> _PROMPT_
Copy every record below exactly as written, but leave out the pictures.

> _SUPPLIED MATERIAL_
▼

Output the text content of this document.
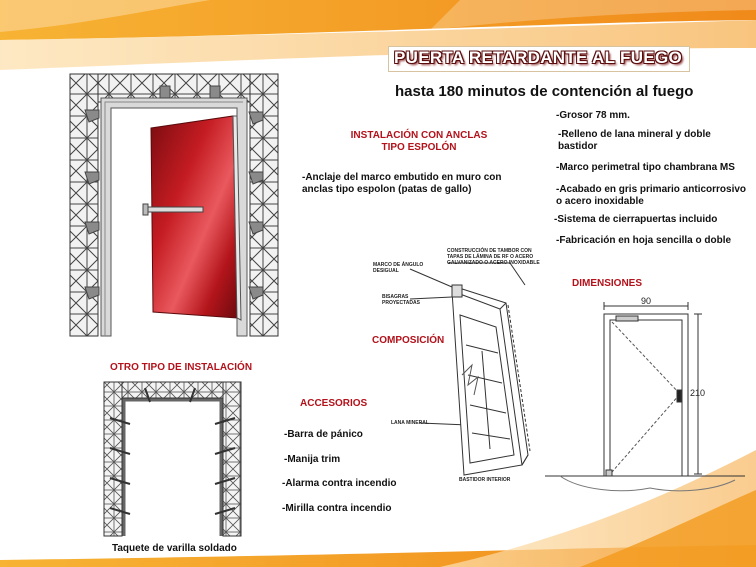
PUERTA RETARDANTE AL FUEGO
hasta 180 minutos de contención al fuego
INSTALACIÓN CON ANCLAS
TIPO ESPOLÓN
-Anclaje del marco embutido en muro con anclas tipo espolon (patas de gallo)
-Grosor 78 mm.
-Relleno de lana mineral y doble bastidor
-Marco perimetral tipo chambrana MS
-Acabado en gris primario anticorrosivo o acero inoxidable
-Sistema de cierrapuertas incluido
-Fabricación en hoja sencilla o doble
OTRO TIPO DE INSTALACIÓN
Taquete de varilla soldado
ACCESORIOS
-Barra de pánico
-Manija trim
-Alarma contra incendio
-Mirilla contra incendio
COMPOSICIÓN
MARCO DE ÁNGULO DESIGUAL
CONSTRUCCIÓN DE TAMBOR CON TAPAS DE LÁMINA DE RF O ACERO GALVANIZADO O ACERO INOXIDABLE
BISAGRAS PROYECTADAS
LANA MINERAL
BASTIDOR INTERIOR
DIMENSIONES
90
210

▲

> _SOLVED EXERCISE_
Output the text content of this document.
PUERTA RETARDANTE AL FUEGO
hasta 180 minutos de contención al fuego
INSTALACIÓN CON ANCLAS
TIPO ESPOLÓN
-Anclaje del marco embutido en muro con anclas tipo espolon (patas de gallo)
-Grosor 78 mm.
-Relleno de lana mineral y doble bastidor
-Marco perimetral tipo chambrana MS
-Acabado en gris primario anticorrosivo o acero inoxidable
-Sistema de cierrapuertas incluido
-Fabricación en hoja sencilla o doble
OTRO TIPO DE INSTALACIÓN
Taquete de varilla soldado
ACCESORIOS
-Barra de pánico
-Manija trim
-Alarma contra incendio
-Mirilla contra incendio
COMPOSICIÓN
MARCO DE ÁNGULO DESIGUAL
CONSTRUCCIÓN DE TAMBOR CON TAPAS DE LÁMINA DE RF O ACERO GALVANIZADO O ACERO INOXIDABLE
BISAGRAS PROYECTADAS
LANA MINERAL
BASTIDOR INTERIOR
DIMENSIONES
90
210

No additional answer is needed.